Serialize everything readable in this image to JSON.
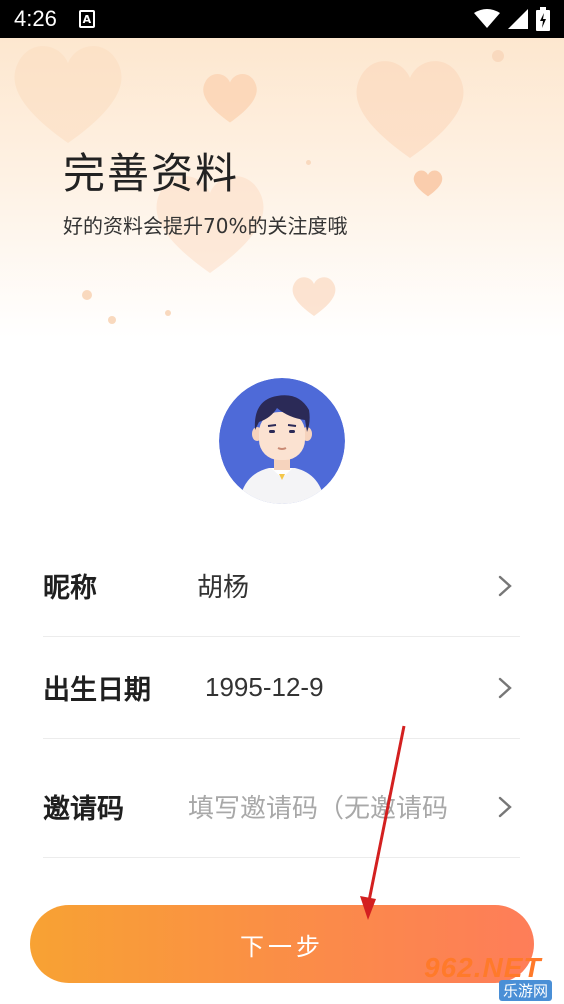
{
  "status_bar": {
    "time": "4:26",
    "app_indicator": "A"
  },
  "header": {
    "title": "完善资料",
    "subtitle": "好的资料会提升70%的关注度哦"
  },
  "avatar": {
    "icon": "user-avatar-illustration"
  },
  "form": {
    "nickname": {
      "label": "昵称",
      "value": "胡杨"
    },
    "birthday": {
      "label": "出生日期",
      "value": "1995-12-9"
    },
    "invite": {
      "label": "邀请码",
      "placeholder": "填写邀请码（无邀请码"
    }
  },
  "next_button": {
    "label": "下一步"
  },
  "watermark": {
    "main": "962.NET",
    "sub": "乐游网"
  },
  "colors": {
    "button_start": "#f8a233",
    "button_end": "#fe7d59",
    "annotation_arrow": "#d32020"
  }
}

» **Exercise description**
Extract every line that has the string "avatar" in it.

» **Solution**
  "avatar": {
    "icon": "user-avatar-illustration"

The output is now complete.